> [EXERCISE DIRECTIONS]: Every entry needs to be printed exactly, please.
───── PROVIDED ENTRIES ─────
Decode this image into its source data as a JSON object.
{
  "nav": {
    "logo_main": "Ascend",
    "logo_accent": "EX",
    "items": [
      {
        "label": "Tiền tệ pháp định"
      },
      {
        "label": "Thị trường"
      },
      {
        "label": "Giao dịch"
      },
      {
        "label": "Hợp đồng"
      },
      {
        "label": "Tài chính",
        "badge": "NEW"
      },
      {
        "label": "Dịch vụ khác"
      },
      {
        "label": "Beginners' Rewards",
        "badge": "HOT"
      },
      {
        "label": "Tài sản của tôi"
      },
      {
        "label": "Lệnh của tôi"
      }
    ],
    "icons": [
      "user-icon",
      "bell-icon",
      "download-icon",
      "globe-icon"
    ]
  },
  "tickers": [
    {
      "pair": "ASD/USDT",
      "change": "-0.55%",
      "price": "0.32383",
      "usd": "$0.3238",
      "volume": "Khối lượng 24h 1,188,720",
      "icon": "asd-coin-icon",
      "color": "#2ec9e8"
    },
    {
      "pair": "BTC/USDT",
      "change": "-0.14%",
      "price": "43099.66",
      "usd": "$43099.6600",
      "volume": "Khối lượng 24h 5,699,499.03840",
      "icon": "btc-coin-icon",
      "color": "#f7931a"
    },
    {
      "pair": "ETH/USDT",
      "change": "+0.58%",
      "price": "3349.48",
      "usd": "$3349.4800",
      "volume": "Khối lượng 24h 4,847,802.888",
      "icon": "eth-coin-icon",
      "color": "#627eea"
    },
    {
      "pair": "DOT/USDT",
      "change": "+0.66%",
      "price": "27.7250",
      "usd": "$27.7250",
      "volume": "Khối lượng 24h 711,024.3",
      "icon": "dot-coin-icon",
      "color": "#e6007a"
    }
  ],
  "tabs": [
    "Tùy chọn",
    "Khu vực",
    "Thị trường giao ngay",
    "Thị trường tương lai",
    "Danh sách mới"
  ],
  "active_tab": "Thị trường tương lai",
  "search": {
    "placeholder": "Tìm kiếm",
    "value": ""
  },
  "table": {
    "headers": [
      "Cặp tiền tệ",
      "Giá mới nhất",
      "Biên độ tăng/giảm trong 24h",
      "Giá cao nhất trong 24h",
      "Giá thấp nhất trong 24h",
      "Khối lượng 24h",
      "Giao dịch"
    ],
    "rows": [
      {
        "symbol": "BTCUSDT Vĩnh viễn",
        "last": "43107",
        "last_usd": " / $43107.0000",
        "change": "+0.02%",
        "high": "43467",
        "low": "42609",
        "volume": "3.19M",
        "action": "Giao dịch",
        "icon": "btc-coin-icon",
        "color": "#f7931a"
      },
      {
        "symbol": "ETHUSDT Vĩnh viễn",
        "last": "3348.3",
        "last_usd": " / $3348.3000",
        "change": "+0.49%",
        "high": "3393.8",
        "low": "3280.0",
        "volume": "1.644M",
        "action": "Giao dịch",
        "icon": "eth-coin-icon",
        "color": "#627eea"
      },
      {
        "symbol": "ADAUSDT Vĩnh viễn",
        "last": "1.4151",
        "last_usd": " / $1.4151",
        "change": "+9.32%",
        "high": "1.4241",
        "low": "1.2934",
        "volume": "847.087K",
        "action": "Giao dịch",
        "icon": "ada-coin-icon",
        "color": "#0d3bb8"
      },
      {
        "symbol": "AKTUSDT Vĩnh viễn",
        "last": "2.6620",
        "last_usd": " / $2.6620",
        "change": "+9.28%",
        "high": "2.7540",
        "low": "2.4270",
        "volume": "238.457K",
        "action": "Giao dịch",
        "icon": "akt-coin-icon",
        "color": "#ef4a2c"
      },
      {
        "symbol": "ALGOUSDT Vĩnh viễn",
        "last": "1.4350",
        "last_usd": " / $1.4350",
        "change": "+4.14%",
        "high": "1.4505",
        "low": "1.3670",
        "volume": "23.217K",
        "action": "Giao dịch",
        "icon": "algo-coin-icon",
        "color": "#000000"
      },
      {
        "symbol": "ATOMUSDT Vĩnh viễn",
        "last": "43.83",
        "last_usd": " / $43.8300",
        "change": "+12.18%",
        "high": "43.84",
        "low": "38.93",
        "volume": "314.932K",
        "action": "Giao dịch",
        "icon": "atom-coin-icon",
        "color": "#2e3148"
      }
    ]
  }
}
─────
> [THE SOLUTION]:
Decode this image into its source data as a JSON object.
{
  "nav": {
    "logo_main": "Ascend",
    "logo_accent": "EX",
    "items": [
      {
        "label": "Tiền tệ pháp định"
      },
      {
        "label": "Thị trường"
      },
      {
        "label": "Giao dịch"
      },
      {
        "label": "Hợp đồng"
      },
      {
        "label": "Tài chính",
        "badge": "NEW"
      },
      {
        "label": "Dịch vụ khác"
      },
      {
        "label": "Beginners' Rewards",
        "badge": "HOT"
      },
      {
        "label": "Tài sản của tôi"
      },
      {
        "label": "Lệnh của tôi"
      }
    ],
    "icons": [
      "user-icon",
      "bell-icon",
      "download-icon",
      "globe-icon"
    ]
  },
  "tickers": [
    {
      "pair": "ASD/USDT",
      "change": "-0.55%",
      "price": "0.32383",
      "usd": "$0.3238",
      "volume": "Khối lượng 24h 1,188,720",
      "icon": "asd-coin-icon",
      "color": "#2ec9e8"
    },
    {
      "pair": "BTC/USDT",
      "change": "-0.14%",
      "price": "43099.66",
      "usd": "$43099.6600",
      "volume": "Khối lượng 24h 5,699,499.03840",
      "icon": "btc-coin-icon",
      "color": "#f7931a"
    },
    {
      "pair": "ETH/USDT",
      "change": "+0.58%",
      "price": "3349.48",
      "usd": "$3349.4800",
      "volume": "Khối lượng 24h 4,847,802.888",
      "icon": "eth-coin-icon",
      "color": "#627eea"
    },
    {
      "pair": "DOT/USDT",
      "change": "+0.66%",
      "price": "27.7250",
      "usd": "$27.7250",
      "volume": "Khối lượng 24h 711,024.3",
      "icon": "dot-coin-icon",
      "color": "#e6007a"
    }
  ],
  "tabs": [
    "Tùy chọn",
    "Khu vực",
    "Thị trường giao ngay",
    "Thị trường tương lai",
    "Danh sách mới"
  ],
  "active_tab": "Thị trường tương lai",
  "search": {
    "placeholder": "Tìm kiếm",
    "value": ""
  },
  "table": {
    "headers": [
      "Cặp tiền tệ",
      "Giá mới nhất",
      "Biên độ tăng/giảm trong 24h",
      "Giá cao nhất trong 24h",
      "Giá thấp nhất trong 24h",
      "Khối lượng 24h",
      "Giao dịch"
    ],
    "rows": [
      {
        "symbol": "BTCUSDT Vĩnh viễn",
        "last": "43107",
        "last_usd": " / $43107.0000",
        "change": "+0.02%",
        "high": "43467",
        "low": "42609",
        "volume": "3.19M",
        "action": "Giao dịch",
        "icon": "btc-coin-icon",
        "color": "#f7931a"
      },
      {
        "symbol": "ETHUSDT Vĩnh viễn",
        "last": "3348.3",
        "last_usd": " / $3348.3000",
        "change": "+0.49%",
        "high": "3393.8",
        "low": "3280.0",
        "volume": "1.644M",
        "action": "Giao dịch",
        "icon": "eth-coin-icon",
        "color": "#627eea"
      },
      {
        "symbol": "ADAUSDT Vĩnh viễn",
        "last": "1.4151",
        "last_usd": " / $1.4151",
        "change": "+9.32%",
        "high": "1.4241",
        "low": "1.2934",
        "volume": "847.087K",
        "action": "Giao dịch",
        "icon": "ada-coin-icon",
        "color": "#0d3bb8"
      },
      {
        "symbol": "AKTUSDT Vĩnh viễn",
        "last": "2.6620",
        "last_usd": " / $2.6620",
        "change": "+9.28%",
        "high": "2.7540",
        "low": "2.4270",
        "volume": "238.457K",
        "action": "Giao dịch",
        "icon": "akt-coin-icon",
        "color": "#ef4a2c"
      },
      {
        "symbol": "ALGOUSDT Vĩnh viễn",
        "last": "1.4350",
        "last_usd": " / $1.4350",
        "change": "+4.14%",
        "high": "1.4505",
        "low": "1.3670",
        "volume": "23.217K",
        "action": "Giao dịch",
        "icon": "algo-coin-icon",
        "color": "#000000"
      },
      {
        "symbol": "ATOMUSDT Vĩnh viễn",
        "last": "43.83",
        "last_usd": " / $43.8300",
        "change": "+12.18%",
        "high": "43.84",
        "low": "38.93",
        "volume": "314.932K",
        "action": "Giao dịch",
        "icon": "atom-coin-icon",
        "color": "#2e3148"
      }
    ]
  }
}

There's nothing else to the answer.